Only lines with the string "vernehmen" matter here; gather them from the material below.
━━━━━ Data to process ━━━━━
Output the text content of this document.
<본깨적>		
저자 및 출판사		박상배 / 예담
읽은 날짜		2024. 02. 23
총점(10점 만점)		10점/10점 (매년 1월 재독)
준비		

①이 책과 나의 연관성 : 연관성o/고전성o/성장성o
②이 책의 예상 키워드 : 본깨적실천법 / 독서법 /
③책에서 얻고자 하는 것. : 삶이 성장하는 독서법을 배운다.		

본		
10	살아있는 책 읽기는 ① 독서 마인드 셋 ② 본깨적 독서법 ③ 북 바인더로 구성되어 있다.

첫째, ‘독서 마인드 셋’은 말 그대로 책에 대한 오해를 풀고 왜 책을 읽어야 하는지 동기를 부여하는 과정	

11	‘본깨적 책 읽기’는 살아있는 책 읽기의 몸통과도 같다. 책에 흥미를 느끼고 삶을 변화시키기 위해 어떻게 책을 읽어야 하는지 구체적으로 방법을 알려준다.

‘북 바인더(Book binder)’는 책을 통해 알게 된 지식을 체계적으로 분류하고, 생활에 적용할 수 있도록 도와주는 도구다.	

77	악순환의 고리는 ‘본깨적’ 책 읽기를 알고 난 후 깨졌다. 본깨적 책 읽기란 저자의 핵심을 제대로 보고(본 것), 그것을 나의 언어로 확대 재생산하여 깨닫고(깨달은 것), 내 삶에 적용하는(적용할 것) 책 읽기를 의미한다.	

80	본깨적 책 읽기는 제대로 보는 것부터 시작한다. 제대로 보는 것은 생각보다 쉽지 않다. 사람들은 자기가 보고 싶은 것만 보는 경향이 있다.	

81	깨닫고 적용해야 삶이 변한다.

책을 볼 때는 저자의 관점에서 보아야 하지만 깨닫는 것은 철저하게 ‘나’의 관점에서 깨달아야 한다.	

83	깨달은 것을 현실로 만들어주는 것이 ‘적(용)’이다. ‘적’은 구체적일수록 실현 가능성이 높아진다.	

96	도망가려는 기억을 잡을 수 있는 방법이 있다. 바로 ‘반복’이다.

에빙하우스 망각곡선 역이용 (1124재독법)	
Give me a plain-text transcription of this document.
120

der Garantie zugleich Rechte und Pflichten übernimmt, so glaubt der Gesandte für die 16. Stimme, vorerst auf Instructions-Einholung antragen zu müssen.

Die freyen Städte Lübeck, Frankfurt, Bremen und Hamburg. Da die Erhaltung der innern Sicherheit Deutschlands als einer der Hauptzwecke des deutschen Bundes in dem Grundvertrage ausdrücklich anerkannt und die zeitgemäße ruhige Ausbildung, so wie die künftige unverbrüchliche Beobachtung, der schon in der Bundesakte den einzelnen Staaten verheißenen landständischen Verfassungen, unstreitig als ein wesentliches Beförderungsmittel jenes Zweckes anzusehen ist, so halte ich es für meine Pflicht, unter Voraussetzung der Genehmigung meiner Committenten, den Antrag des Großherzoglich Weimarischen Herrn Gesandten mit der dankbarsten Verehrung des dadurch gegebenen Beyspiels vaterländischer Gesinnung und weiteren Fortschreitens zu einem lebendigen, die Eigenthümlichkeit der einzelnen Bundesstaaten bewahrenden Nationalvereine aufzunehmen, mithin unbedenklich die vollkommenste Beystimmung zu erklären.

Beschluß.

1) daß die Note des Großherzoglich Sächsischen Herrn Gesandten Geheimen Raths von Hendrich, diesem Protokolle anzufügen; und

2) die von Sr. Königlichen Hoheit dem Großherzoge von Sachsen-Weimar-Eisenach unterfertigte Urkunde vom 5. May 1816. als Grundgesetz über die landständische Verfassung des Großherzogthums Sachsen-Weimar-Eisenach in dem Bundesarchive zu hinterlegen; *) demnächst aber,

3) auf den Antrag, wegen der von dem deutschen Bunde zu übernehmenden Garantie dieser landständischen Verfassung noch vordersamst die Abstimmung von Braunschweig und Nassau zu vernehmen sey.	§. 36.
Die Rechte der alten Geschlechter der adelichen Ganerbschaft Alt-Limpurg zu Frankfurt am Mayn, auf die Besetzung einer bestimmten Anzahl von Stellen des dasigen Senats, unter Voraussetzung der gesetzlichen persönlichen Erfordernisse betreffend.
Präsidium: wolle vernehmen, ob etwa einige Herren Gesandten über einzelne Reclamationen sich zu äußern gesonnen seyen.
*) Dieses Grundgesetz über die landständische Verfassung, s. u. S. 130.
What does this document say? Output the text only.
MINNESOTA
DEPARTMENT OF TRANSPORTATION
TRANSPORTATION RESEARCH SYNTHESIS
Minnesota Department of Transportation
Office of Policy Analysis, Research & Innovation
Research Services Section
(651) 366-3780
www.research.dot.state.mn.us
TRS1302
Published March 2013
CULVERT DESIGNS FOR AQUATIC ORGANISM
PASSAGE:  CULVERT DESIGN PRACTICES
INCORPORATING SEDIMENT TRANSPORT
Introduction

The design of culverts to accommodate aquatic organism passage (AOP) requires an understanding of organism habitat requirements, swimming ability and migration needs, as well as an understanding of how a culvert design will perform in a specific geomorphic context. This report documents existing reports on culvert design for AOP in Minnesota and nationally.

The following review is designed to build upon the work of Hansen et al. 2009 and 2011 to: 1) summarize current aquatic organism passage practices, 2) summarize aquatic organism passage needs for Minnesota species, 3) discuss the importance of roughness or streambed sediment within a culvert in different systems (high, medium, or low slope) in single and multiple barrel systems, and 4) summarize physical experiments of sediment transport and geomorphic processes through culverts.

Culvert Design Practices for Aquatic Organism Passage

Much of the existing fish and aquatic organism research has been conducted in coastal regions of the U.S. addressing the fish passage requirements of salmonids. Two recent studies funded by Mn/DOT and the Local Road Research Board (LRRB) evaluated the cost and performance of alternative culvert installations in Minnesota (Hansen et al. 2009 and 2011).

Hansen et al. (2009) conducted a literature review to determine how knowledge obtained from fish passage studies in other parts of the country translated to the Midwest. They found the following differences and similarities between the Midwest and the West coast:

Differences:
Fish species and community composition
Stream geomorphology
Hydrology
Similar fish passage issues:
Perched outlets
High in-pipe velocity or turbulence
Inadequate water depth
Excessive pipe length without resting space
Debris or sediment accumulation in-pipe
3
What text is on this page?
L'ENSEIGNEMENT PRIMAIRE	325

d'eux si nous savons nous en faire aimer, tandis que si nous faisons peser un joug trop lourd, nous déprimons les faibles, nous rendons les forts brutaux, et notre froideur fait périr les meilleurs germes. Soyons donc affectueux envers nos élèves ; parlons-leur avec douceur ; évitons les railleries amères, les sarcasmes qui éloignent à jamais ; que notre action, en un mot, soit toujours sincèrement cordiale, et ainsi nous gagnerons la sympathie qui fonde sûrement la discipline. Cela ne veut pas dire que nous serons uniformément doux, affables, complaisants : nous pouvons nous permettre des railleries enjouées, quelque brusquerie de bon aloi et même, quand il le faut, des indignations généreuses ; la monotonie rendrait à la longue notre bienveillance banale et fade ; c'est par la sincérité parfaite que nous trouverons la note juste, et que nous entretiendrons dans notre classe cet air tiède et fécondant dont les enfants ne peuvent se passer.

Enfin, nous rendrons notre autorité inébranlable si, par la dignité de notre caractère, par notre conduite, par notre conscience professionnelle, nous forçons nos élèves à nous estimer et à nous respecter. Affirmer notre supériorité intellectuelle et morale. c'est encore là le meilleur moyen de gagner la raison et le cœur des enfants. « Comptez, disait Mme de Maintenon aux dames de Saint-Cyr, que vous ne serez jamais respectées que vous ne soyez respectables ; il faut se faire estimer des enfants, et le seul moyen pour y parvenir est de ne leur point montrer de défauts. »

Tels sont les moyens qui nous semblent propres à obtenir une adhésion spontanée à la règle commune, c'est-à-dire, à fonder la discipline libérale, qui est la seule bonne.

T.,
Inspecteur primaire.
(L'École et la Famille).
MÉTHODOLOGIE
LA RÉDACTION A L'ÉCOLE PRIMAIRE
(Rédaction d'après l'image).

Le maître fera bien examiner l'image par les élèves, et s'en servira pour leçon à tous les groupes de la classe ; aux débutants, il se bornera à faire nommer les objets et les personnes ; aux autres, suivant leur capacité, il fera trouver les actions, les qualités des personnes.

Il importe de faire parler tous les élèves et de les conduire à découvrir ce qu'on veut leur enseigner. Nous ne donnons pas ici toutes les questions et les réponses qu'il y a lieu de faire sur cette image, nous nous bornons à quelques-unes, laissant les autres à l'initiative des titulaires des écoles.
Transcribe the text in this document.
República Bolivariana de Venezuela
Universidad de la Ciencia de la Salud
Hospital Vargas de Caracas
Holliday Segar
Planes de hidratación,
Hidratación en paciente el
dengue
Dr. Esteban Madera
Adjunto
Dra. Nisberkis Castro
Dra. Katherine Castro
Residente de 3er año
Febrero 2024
━━━━━
■ **Task response**
3) auf den Antrag, wegen der von dem deutschen Bunde zu übernehmenden Garantie dieser landständischen Verfassung noch vordersamst die Abstimmung von Braunschweig und Nassau zu vernehmen sey.	§. 36.
Präsidium: wolle vernehmen, ob etwa einige Herren Gesandten über einzelne Reclamationen sich zu äußern gesonnen seyen.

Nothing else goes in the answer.